> **Data supplied**:
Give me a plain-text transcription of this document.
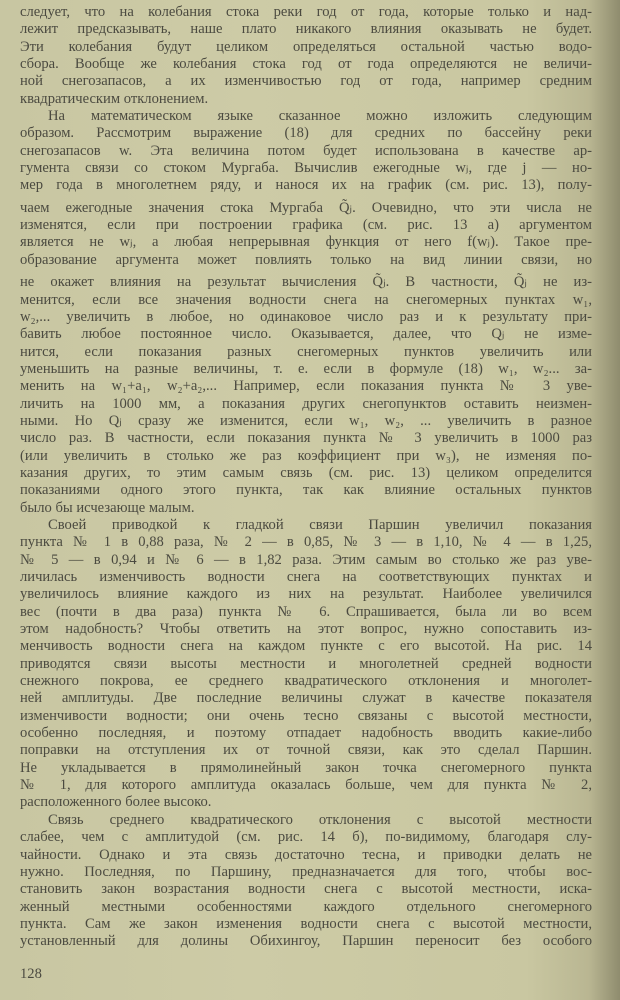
следует, что на колебания стока реки год от года, которые только и над-
лежит предсказывать, наше плато никакого влияния оказывать не будет.
Эти колебания будут целиком определяться остальной частью водо-
сбора. Вообще же колебания стока год от года определяются не величи-
ной снегозапасов, а их изменчивостью год от года, например средним
квадратическим отклонением.
На математическом языке сказанное можно изложить следующим
образом. Рассмотрим выражение (18) для средних по бассейну реки
снегозапасов w. Эта величина потом будет использована в качестве ар-
гумента связи со стоком Мургаба. Вычислив ежегодные wⱼ, где j — но-
мер года в многолетнем ряду, и нанося их на график (см. рис. 13), полу-
чаем ежегодные значения стока Мургаба Q̃ⱼ. Очевидно, что эти числа не
изменятся, если при построении графика (см. рис. 13 a) аргументом
является не wⱼ, а любая непрерывная функция от него f(wⱼ). Такое пре-
образование аргумента может повлиять только на вид линии связи, но
не окажет влияния на результат вычисления Q̃ⱼ. В частности, Q̃ⱼ не из-
менится, если все значения водности снега на снегомерных пунктах w₁,
w₂,... увеличить в любое, но одинаковое число раз и к результату при-
бавить любое постоянное число. Оказывается, далее, что Qⱼ не изме-
нится, если показания разных снегомерных пунктов увеличить или
уменьшить на разные величины, т. е. если в формуле (18) w₁, w₂... за-
менить на w₁+a₁, w₂+a₂,... Например, если показания пункта № 3 уве-
личить на 1000 мм, а показания других снегопунктов оставить неизмен-
ными. Но Qⱼ сразу же изменится, если w₁, w₂, ... увеличить в разное
число раз. В частности, если показания пункта № 3 увеличить в 1000 раз
(или увеличить в столько же раз коэффициент при w₃), не изменяя по-
казания других, то этим самым связь (см. рис. 13) целиком определится
показаниями одного этого пункта, так как влияние остальных пунктов
было бы исчезающе малым.
Своей приводкой к гладкой связи Паршин увеличил показания
пункта № 1 в 0,88 раза, № 2 — в 0,85, № 3 — в 1,10, № 4 — в 1,25,
№ 5 — в 0,94 и № 6 — в 1,82 раза. Этим самым во столько же раз уве-
личилась изменчивость водности снега на соответствующих пунктах и
увеличилось влияние каждого из них на результат. Наиболее увеличился
вес (почти в два раза) пункта № 6. Спрашивается, была ли во всем
этом надобность? Чтобы ответить на этот вопрос, нужно сопоставить из-
менчивость водности снега на каждом пункте с его высотой. На рис. 14
приводятся связи высоты местности и многолетней средней водности
снежного покрова, ее среднего квадратического отклонения и многолет-
ней амплитуды. Две последние величины служат в качестве показателя
изменчивости водности; они очень тесно связаны с высотой местности,
особенно последняя, и поэтому отпадает надобность вводить какие-либо
поправки на отступления их от точной связи, как это сделал Паршин.
Не укладывается в прямолинейный закон точка снегомерного пункта
№ 1, для которого амплитуда оказалась больше, чем для пункта № 2,
расположенного более высоко.
Связь среднего квадратического отклонения с высотой местности
слабее, чем с амплитудой (см. рис. 14 б), по-видимому, благодаря слу-
чайности. Однако и эта связь достаточно тесна, и приводки делать не
нужно. Последняя, по Паршину, предназначается для того, чтобы вос-
становить закон возрастания водности снега с высотой местности, иска-
женный местными особенностями каждого отдельного снегомерного
пункта. Сам же закон изменения водности снега с высотой местности,
установленный для долины Обихингоу, Паршин переносит без особого
128
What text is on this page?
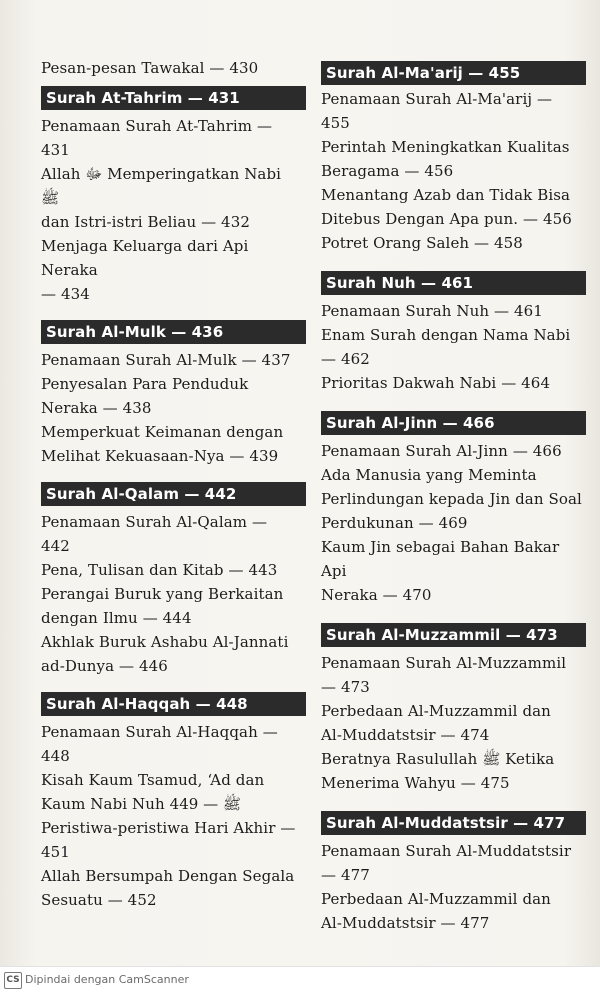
Pesan-pesan Tawakal — 430
Surah At-Tahrim — 431
Penamaan Surah At-Tahrim —
431
Allah ﷻ Memperingatkan Nabi ﷺ
dan Istri-istri Beliau — 432
Menjaga Keluarga dari Api Neraka
— 434
Surah Al-Mulk — 436
Penamaan Surah Al-Mulk — 437
Penyesalan Para Penduduk
Neraka — 438
Memperkuat Keimanan dengan
Melihat Kekuasaan-Nya — 439
Surah Al-Qalam — 442
Penamaan Surah Al-Qalam —
442
Pena, Tulisan dan Kitab — 443
Perangai Buruk yang Berkaitan
dengan Ilmu — 444
Akhlak Buruk Ashabu Al-Jannati
ad-Dunya — 446
Surah Al-Haqqah — 448
Penamaan Surah Al-Haqqah —
448
Kisah Kaum Tsamud, ‘Ad dan
Kaum Nabi Nuh ﷺ — 449
Peristiwa-peristiwa Hari Akhir —
451
Allah Bersumpah Dengan Segala
Sesuatu — 452
Surah Al-Ma'arij — 455
Penamaan Surah Al-Ma'arij —
455
Perintah Meningkatkan Kualitas
Beragama — 456
Menantang Azab dan Tidak Bisa
Ditebus Dengan Apa pun. — 456
Potret Orang Saleh — 458
Surah Nuh — 461
Penamaan Surah Nuh — 461
Enam Surah dengan Nama Nabi
— 462
Prioritas Dakwah Nabi — 464
Surah Al-Jinn — 466
Penamaan Surah Al-Jinn — 466
Ada Manusia yang Meminta
Perlindungan kepada Jin dan Soal
Perdukunan — 469
Kaum Jin sebagai Bahan Bakar Api
Neraka — 470
Surah Al-Muzzammil — 473
Penamaan Surah Al-Muzzammil
— 473
Perbedaan Al-Muzzammil dan
Al-Muddatstsir — 474
Beratnya Rasulullah ﷺ Ketika
Menerima Wahyu — 475
Surah Al-Muddatstsir — 477
Penamaan Surah Al-Muddatstsir
— 477
Perbedaan Al-Muzzammil dan
Al-Muddatstsir — 477
CS Dipindai dengan CamScanner
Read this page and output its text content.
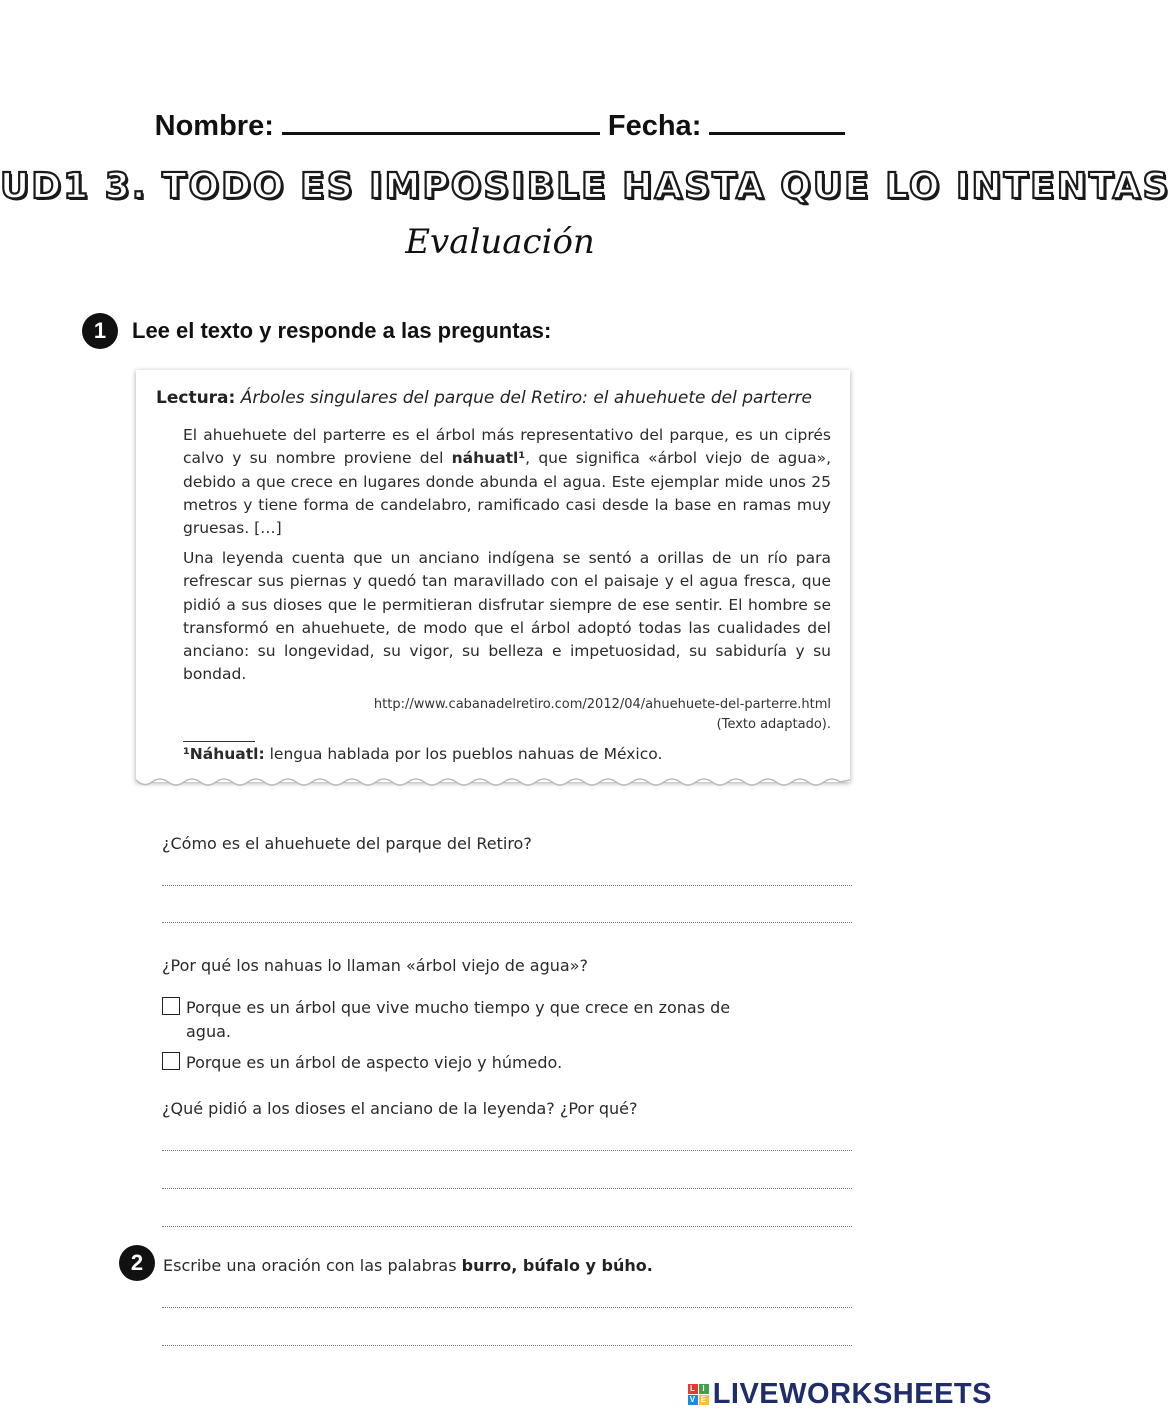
Nombre:	Fecha:
UD1 3. TODO ES IMPOSIBLE HASTA QUE LO INTENTAS
Evaluación
1	Lee el texto y responde a las preguntas:
Lectura: Árboles singulares del parque del Retiro: el ahuehuete del parterre

El ahuehuete del parterre es el árbol más representativo del parque, es un ciprés calvo y su nombre proviene del náhuatl¹, que significa «árbol viejo de agua», debido a que crece en lugares donde abunda el agua. Este ejemplar mide unos 25 metros y tiene forma de candelabro, ramificado casi desde la base en ramas muy gruesas. […]

Una leyenda cuenta que un anciano indígena se sentó a orillas de un río para refrescar sus piernas y quedó tan maravillado con el paisaje y el agua fresca, que pidió a sus dioses que le permitieran disfrutar siempre de ese sentir. El hombre se transformó en ahuehuete, de modo que el árbol adoptó todas las cualidades del anciano: su longevidad, su vigor, su belleza e impetuosidad, su sabiduría y su bondad.

http://www.cabanadelretiro.com/2012/04/ahuehuete-del-parterre.html
(Texto adaptado).
¹Náhuatl: lengua hablada por los pueblos nahuas de México.
¿Cómo es el ahuehuete del parque del Retiro?
¿Por qué los nahuas lo llaman «árbol viejo de agua»?
Porque es un árbol que vive mucho tiempo y que crece en zonas de agua.
Porque es un árbol de aspecto viejo y húmedo.
¿Qué pidió a los dioses el anciano de la leyenda? ¿Por qué?
2	Escribe una oración con las palabras burro, búfalo y búho.
L I
V E LIVEWORKSHEETS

> **Stated task**:
All of the data needs repeating exactly, but the pictures do not.

> **Result of this task**:
Give me a plain-text transcription of this document.
следует, что на колебания стока реки год от года, которые только и над-
лежит предсказывать, наше плато никакого влияния оказывать не будет.
Эти колебания будут целиком определяться остальной частью водо-
сбора. Вообще же колебания стока год от года определяются не величи-
ной снегозапасов, а их изменчивостью год от года, например средним
квадратическим отклонением.
На математическом языке сказанное можно изложить следующим
образом. Рассмотрим выражение (18) для средних по бассейну реки
снегозапасов w. Эта величина потом будет использована в качестве ар-
гумента связи со стоком Мургаба. Вычислив ежегодные wⱼ, где j — но-
мер года в многолетнем ряду, и нанося их на график (см. рис. 13), полу-
чаем ежегодные значения стока Мургаба Q̃ⱼ. Очевидно, что эти числа не
изменятся, если при построении графика (см. рис. 13 a) аргументом
является не wⱼ, а любая непрерывная функция от него f(wⱼ). Такое пре-
образование аргумента может повлиять только на вид линии связи, но
не окажет влияния на результат вычисления Q̃ⱼ. В частности, Q̃ⱼ не из-
менится, если все значения водности снега на снегомерных пунктах w₁,
w₂,... увеличить в любое, но одинаковое число раз и к результату при-
бавить любое постоянное число. Оказывается, далее, что Qⱼ не изме-
нится, если показания разных снегомерных пунктов увеличить или
уменьшить на разные величины, т. е. если в формуле (18) w₁, w₂... за-
менить на w₁+a₁, w₂+a₂,... Например, если показания пункта № 3 уве-
личить на 1000 мм, а показания других снегопунктов оставить неизмен-
ными. Но Qⱼ сразу же изменится, если w₁, w₂, ... увеличить в разное
число раз. В частности, если показания пункта № 3 увеличить в 1000 раз
(или увеличить в столько же раз коэффициент при w₃), не изменяя по-
казания других, то этим самым связь (см. рис. 13) целиком определится
показаниями одного этого пункта, так как влияние остальных пунктов
было бы исчезающе малым.
Своей приводкой к гладкой связи Паршин увеличил показания
пункта № 1 в 0,88 раза, № 2 — в 0,85, № 3 — в 1,10, № 4 — в 1,25,
№ 5 — в 0,94 и № 6 — в 1,82 раза. Этим самым во столько же раз уве-
личилась изменчивость водности снега на соответствующих пунктах и
увеличилось влияние каждого из них на результат. Наиболее увеличился
вес (почти в два раза) пункта № 6. Спрашивается, была ли во всем
этом надобность? Чтобы ответить на этот вопрос, нужно сопоставить из-
менчивость водности снега на каждом пункте с его высотой. На рис. 14
приводятся связи высоты местности и многолетней средней водности
снежного покрова, ее среднего квадратического отклонения и многолет-
ней амплитуды. Две последние величины служат в качестве показателя
изменчивости водности; они очень тесно связаны с высотой местности,
особенно последняя, и поэтому отпадает надобность вводить какие-либо
поправки на отступления их от точной связи, как это сделал Паршин.
Не укладывается в прямолинейный закон точка снегомерного пункта
№ 1, для которого амплитуда оказалась больше, чем для пункта № 2,
расположенного более высоко.
Связь среднего квадратического отклонения с высотой местности
слабее, чем с амплитудой (см. рис. 14 б), по-видимому, благодаря слу-
чайности. Однако и эта связь достаточно тесна, и приводки делать не
нужно. Последняя, по Паршину, предназначается для того, чтобы вос-
становить закон возрастания водности снега с высотой местности, иска-
женный местными особенностями каждого отдельного снегомерного
пункта. Сам же закон изменения водности снега с высотой местности,
установленный для долины Обихингоу, Паршин переносит без особого
128
What text is on this page?
Pesan-pesan Tawakal — 430
Surah At-Tahrim — 431
Penamaan Surah At-Tahrim —
431
Allah ﷻ Memperingatkan Nabi ﷺ
dan Istri-istri Beliau — 432
Menjaga Keluarga dari Api Neraka
— 434
Surah Al-Mulk — 436
Penamaan Surah Al-Mulk — 437
Penyesalan Para Penduduk
Neraka — 438
Memperkuat Keimanan dengan
Melihat Kekuasaan-Nya — 439
Surah Al-Qalam — 442
Penamaan Surah Al-Qalam —
442
Pena, Tulisan dan Kitab — 443
Perangai Buruk yang Berkaitan
dengan Ilmu — 444
Akhlak Buruk Ashabu Al-Jannati
ad-Dunya — 446
Surah Al-Haqqah — 448
Penamaan Surah Al-Haqqah —
448
Kisah Kaum Tsamud, ‘Ad dan
Kaum Nabi Nuh ﷺ — 449
Peristiwa-peristiwa Hari Akhir —
451
Allah Bersumpah Dengan Segala
Sesuatu — 452
Surah Al-Ma'arij — 455
Penamaan Surah Al-Ma'arij —
455
Perintah Meningkatkan Kualitas
Beragama — 456
Menantang Azab dan Tidak Bisa
Ditebus Dengan Apa pun. — 456
Potret Orang Saleh — 458
Surah Nuh — 461
Penamaan Surah Nuh — 461
Enam Surah dengan Nama Nabi
— 462
Prioritas Dakwah Nabi — 464
Surah Al-Jinn — 466
Penamaan Surah Al-Jinn — 466
Ada Manusia yang Meminta
Perlindungan kepada Jin dan Soal
Perdukunan — 469
Kaum Jin sebagai Bahan Bakar Api
Neraka — 470
Surah Al-Muzzammil — 473
Penamaan Surah Al-Muzzammil
— 473
Perbedaan Al-Muzzammil dan
Al-Muddatstsir — 474
Beratnya Rasulullah ﷺ Ketika
Menerima Wahyu — 475
Surah Al-Muddatstsir — 477
Penamaan Surah Al-Muddatstsir
— 477
Perbedaan Al-Muzzammil dan
Al-Muddatstsir — 477
CS Dipindai dengan CamScanner
Read this page and output its text content.
Nombre:	Fecha:
UD1 3. TODO ES IMPOSIBLE HASTA QUE LO INTENTAS
Evaluación
1	Lee el texto y responde a las preguntas:
Lectura: Árboles singulares del parque del Retiro: el ahuehuete del parterre

El ahuehuete del parterre es el árbol más representativo del parque, es un ciprés calvo y su nombre proviene del náhuatl¹, que significa «árbol viejo de agua», debido a que crece en lugares donde abunda el agua. Este ejemplar mide unos 25 metros y tiene forma de candelabro, ramificado casi desde la base en ramas muy gruesas. […]

Una leyenda cuenta que un anciano indígena se sentó a orillas de un río para refrescar sus piernas y quedó tan maravillado con el paisaje y el agua fresca, que pidió a sus dioses que le permitieran disfrutar siempre de ese sentir. El hombre se transformó en ahuehuete, de modo que el árbol adoptó todas las cualidades del anciano: su longevidad, su vigor, su belleza e impetuosidad, su sabiduría y su bondad.

http://www.cabanadelretiro.com/2012/04/ahuehuete-del-parterre.html
(Texto adaptado).
¹Náhuatl: lengua hablada por los pueblos nahuas de México.
¿Cómo es el ahuehuete del parque del Retiro?
¿Por qué los nahuas lo llaman «árbol viejo de agua»?
Porque es un árbol que vive mucho tiempo y que crece en zonas de agua.
Porque es un árbol de aspecto viejo y húmedo.
¿Qué pidió a los dioses el anciano de la leyenda? ¿Por qué?
2	Escribe una oración con las palabras burro, búfalo y búho.
L I
V E LIVEWORKSHEETS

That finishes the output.